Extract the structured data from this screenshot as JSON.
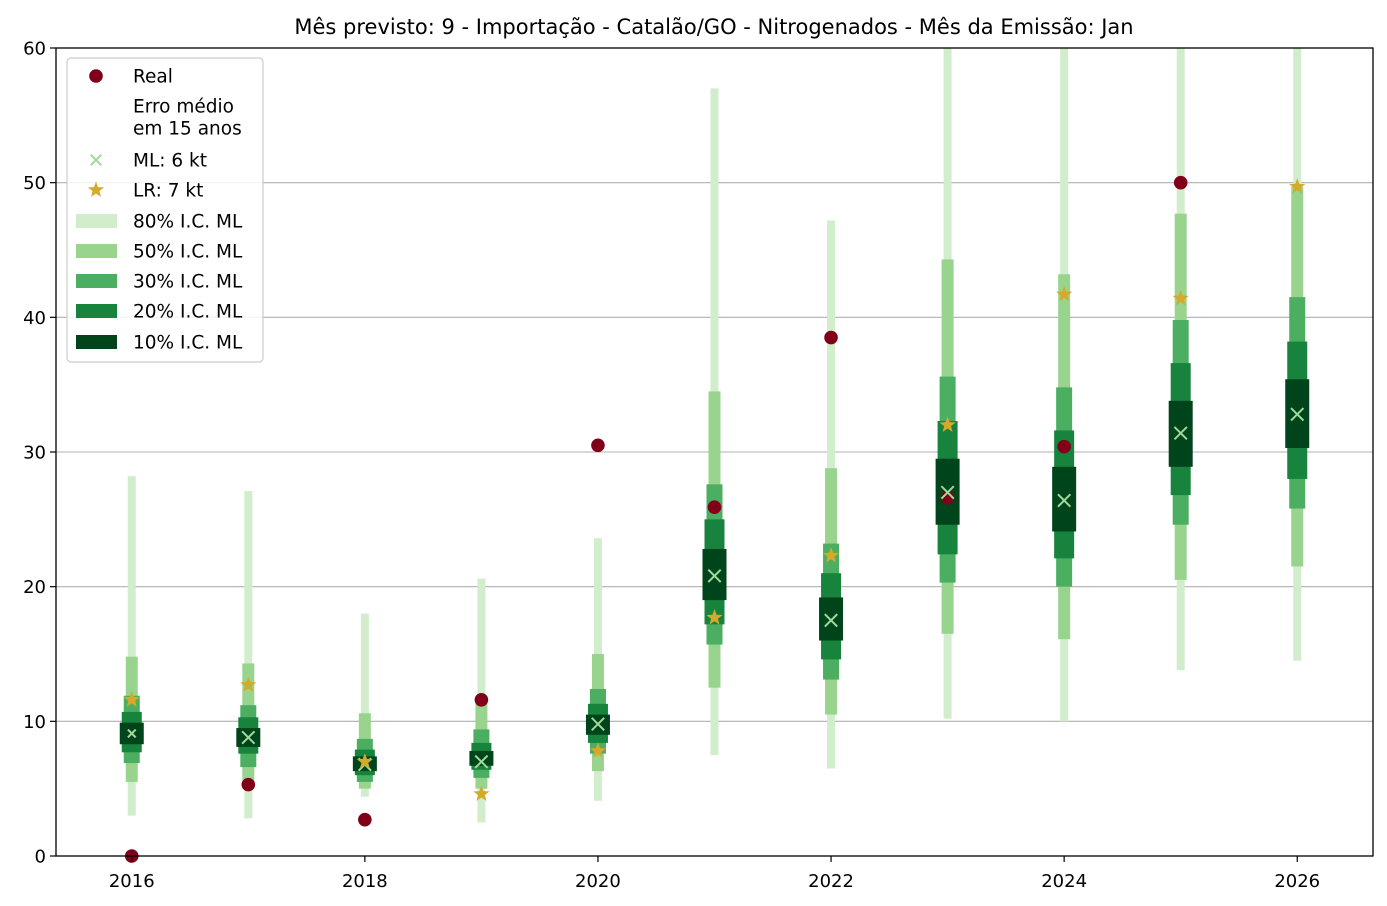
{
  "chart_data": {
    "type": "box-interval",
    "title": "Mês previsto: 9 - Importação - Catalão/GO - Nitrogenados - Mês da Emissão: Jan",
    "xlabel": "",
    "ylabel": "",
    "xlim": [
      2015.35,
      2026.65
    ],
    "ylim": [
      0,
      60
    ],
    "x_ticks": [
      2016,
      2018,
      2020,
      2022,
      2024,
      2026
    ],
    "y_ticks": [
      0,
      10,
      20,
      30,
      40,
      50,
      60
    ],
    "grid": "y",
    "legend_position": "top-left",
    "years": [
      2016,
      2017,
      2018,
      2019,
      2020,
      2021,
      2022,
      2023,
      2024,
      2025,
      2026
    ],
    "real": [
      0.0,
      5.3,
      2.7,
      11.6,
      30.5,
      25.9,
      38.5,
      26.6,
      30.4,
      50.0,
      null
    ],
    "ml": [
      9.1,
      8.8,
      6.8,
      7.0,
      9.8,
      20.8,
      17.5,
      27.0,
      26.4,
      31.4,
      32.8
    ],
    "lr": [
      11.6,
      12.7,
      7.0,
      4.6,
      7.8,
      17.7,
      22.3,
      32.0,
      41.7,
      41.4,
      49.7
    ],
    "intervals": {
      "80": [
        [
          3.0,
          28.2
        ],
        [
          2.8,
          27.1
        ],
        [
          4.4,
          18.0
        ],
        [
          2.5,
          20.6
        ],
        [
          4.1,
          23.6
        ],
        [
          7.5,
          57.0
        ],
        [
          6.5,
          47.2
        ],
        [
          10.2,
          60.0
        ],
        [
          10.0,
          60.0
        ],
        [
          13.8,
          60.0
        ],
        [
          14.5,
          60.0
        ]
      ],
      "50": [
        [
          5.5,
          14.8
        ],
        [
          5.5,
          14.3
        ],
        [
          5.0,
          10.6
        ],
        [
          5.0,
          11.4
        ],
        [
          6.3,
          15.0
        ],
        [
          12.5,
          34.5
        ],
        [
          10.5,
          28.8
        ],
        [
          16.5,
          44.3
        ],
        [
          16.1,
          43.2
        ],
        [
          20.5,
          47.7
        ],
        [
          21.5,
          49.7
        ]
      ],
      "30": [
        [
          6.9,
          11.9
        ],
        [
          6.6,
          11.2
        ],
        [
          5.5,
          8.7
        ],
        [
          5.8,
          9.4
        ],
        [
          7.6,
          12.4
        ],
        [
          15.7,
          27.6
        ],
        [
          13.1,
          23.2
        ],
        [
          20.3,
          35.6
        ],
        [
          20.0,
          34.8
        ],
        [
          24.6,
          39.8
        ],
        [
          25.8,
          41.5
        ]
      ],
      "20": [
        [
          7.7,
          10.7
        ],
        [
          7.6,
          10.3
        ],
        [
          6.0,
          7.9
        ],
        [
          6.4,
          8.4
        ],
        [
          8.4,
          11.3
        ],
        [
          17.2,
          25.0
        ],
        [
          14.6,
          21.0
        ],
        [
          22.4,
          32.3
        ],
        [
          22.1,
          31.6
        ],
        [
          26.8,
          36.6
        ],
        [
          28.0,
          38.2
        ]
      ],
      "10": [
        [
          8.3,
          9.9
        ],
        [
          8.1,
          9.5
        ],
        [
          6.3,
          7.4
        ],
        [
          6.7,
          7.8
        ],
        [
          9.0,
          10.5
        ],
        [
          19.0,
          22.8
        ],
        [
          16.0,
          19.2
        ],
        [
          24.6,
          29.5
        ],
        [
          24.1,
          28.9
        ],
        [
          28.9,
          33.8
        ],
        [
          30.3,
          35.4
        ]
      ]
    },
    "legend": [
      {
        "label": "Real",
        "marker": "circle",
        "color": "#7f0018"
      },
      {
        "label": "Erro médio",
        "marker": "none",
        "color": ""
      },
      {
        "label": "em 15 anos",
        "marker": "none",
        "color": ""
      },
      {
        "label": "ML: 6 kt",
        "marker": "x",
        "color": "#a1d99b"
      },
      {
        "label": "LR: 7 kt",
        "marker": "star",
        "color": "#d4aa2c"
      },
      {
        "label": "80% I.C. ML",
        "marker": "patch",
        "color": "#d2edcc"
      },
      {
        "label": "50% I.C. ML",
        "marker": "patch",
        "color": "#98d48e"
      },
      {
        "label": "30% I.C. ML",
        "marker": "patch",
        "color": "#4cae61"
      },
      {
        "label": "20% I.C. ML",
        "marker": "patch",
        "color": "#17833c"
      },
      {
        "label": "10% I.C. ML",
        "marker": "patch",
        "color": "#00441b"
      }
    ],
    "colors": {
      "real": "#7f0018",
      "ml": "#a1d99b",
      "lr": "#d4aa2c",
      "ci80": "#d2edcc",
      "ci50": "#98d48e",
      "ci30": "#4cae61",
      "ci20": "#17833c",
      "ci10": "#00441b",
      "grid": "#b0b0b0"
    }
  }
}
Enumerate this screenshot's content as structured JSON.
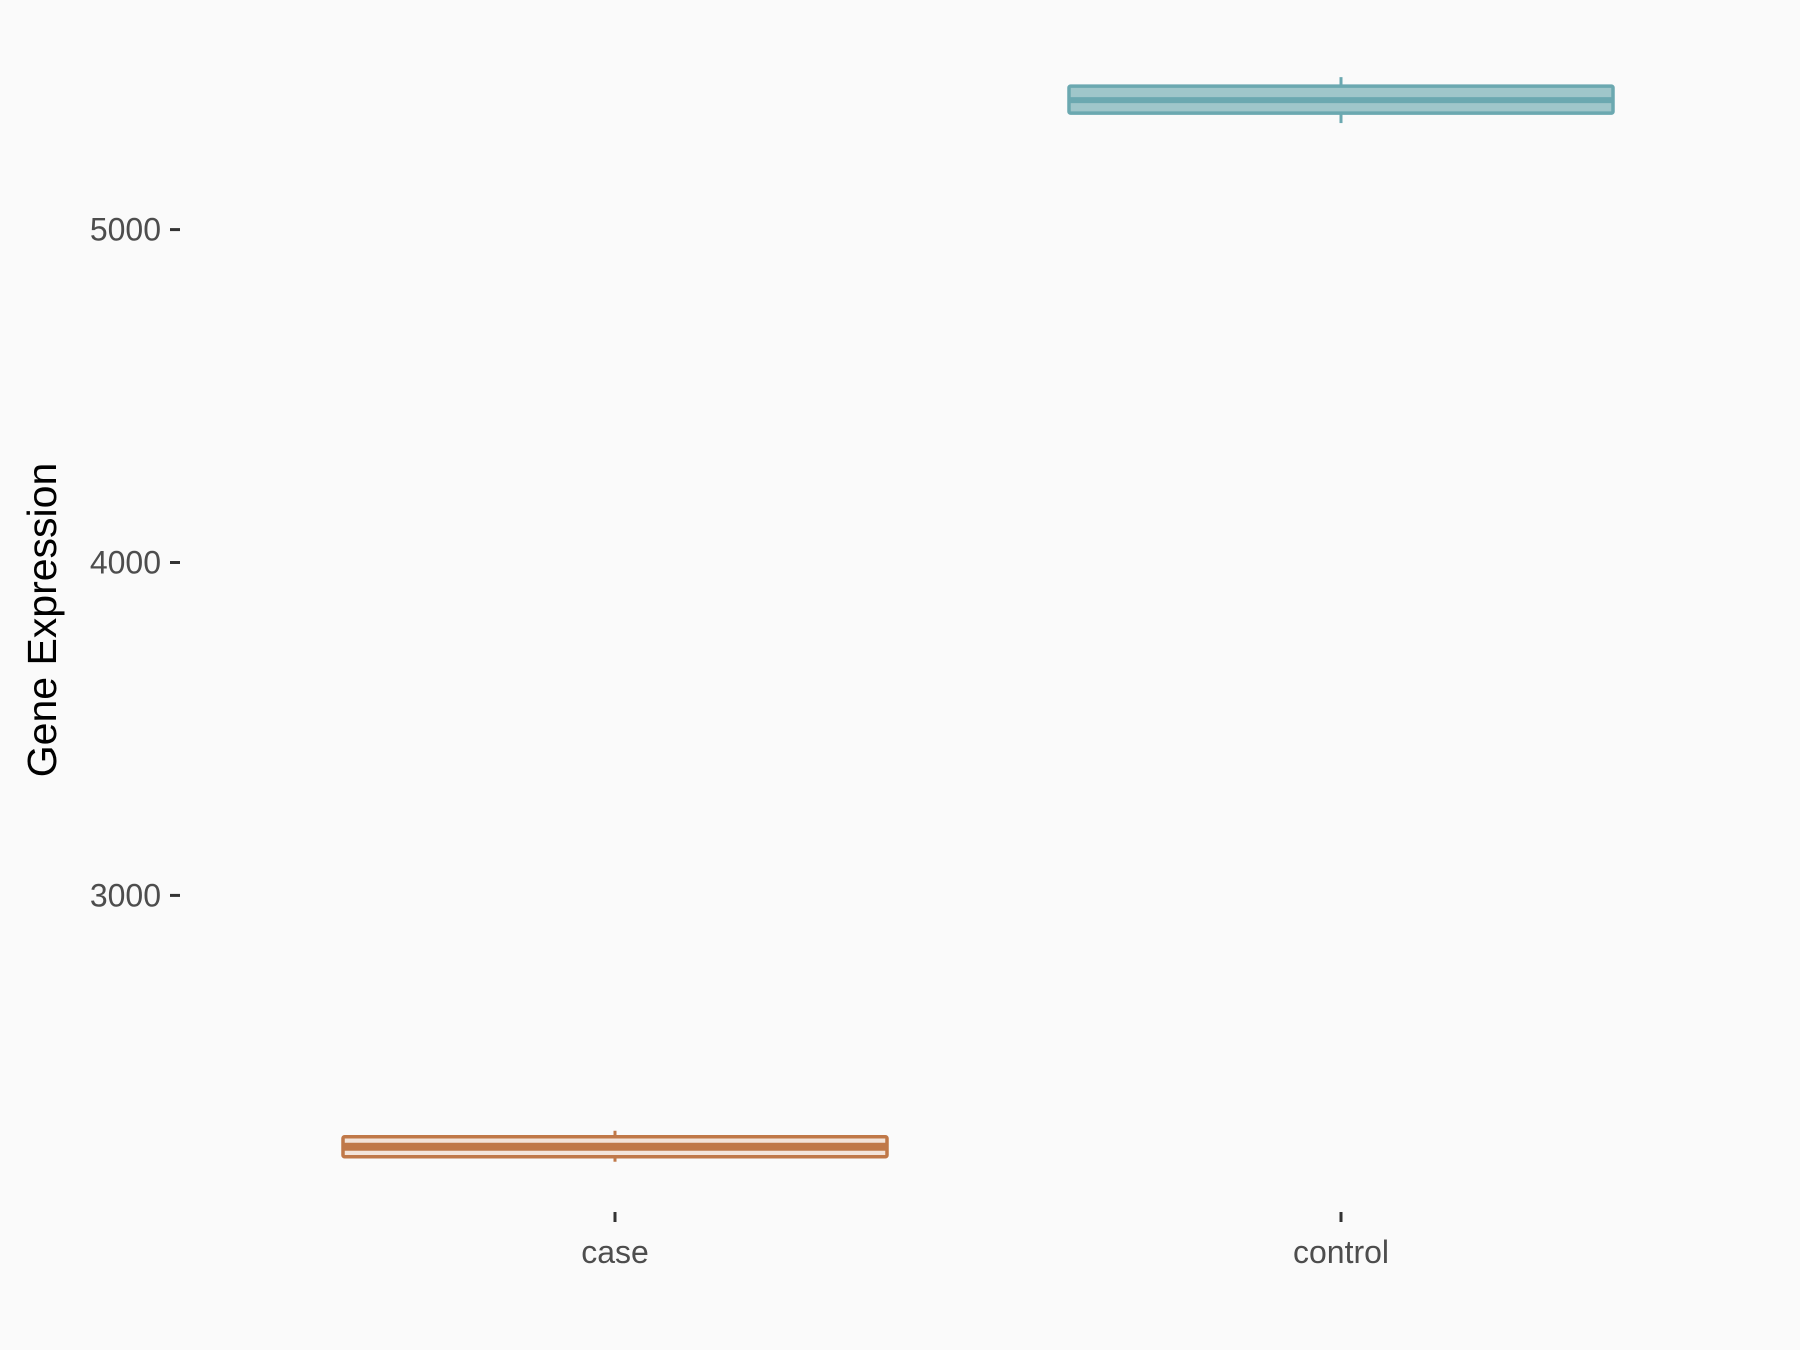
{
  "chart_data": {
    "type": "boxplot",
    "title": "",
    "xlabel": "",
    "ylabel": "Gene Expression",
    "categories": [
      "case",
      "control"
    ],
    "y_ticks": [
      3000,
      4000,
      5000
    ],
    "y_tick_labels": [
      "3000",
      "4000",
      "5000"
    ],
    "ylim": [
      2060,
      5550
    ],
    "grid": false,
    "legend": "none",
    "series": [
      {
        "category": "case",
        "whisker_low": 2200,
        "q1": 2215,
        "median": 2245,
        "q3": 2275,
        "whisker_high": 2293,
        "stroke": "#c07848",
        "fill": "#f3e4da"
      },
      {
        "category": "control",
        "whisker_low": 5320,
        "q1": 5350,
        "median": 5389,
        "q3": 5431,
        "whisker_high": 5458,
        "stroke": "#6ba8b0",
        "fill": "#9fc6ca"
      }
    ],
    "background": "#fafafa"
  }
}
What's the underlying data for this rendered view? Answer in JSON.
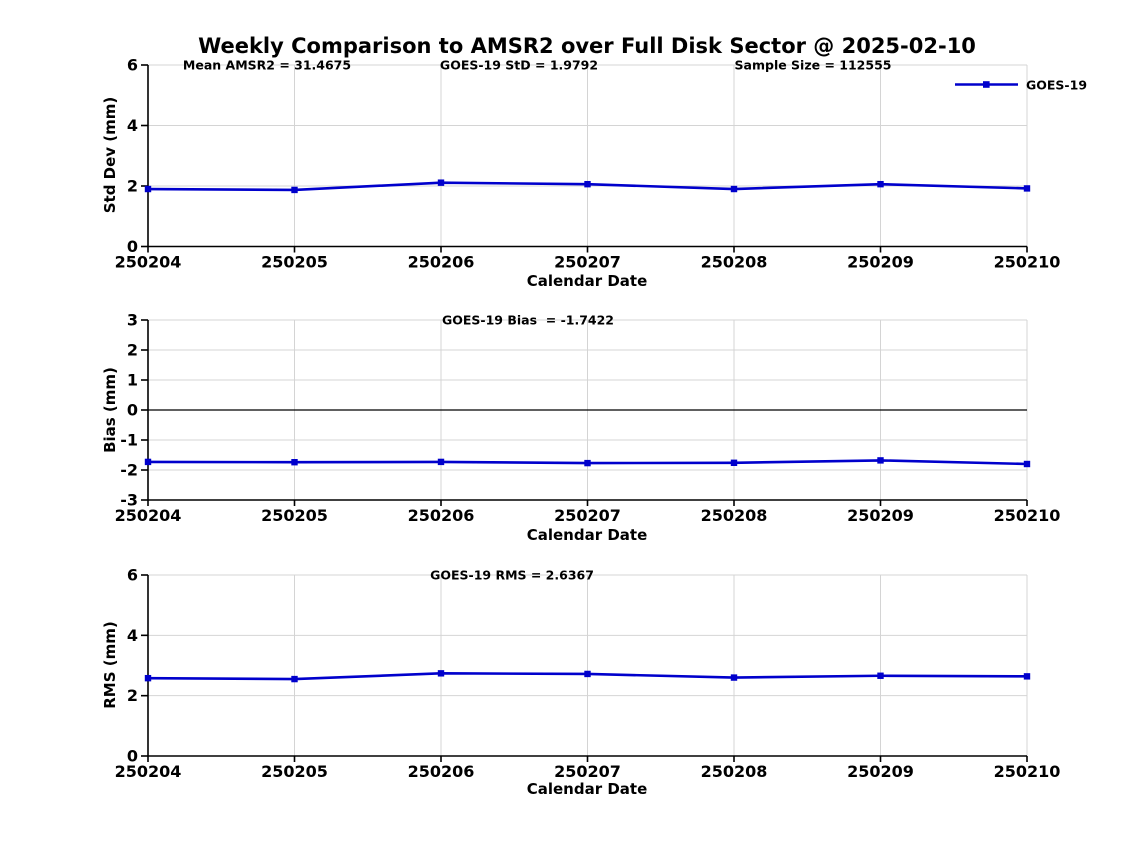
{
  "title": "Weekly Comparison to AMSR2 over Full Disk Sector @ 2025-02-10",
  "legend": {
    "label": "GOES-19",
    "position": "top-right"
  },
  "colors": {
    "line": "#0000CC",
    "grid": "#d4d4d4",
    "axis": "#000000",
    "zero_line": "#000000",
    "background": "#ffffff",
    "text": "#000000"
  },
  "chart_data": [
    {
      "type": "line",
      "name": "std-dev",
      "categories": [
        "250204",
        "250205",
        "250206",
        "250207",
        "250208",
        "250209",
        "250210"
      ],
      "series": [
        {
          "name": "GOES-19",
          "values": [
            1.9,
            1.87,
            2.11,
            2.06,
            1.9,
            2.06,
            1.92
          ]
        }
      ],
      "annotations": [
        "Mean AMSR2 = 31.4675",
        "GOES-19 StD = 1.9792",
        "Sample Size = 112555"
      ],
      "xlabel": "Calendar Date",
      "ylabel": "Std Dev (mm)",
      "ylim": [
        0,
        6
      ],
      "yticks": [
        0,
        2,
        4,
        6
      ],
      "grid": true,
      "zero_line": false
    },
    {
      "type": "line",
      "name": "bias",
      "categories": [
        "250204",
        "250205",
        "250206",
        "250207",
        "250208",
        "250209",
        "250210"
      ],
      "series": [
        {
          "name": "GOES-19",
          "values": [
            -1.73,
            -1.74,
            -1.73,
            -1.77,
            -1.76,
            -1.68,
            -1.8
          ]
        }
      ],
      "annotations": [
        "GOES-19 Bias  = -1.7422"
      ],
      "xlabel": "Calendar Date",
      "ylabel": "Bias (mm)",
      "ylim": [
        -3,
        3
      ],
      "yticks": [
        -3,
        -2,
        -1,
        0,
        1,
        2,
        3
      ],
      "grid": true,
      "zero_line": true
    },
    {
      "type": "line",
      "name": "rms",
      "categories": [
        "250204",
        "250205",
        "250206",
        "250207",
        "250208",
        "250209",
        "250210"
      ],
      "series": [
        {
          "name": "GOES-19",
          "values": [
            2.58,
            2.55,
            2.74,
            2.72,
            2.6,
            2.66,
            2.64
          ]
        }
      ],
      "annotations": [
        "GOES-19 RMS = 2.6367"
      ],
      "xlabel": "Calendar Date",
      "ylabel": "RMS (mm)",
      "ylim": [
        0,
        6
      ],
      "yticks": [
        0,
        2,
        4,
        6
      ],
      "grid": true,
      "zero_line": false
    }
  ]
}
-=-=-=-=-
Gather all lines with the string "grid" from the data.

### Solution below
    "grid": "y",
      "grid": "#b0b0b0"
    "grid": false,
    "grid": "#d4d4d4",
      "grid": true,
      "grid": true,
      "grid": true,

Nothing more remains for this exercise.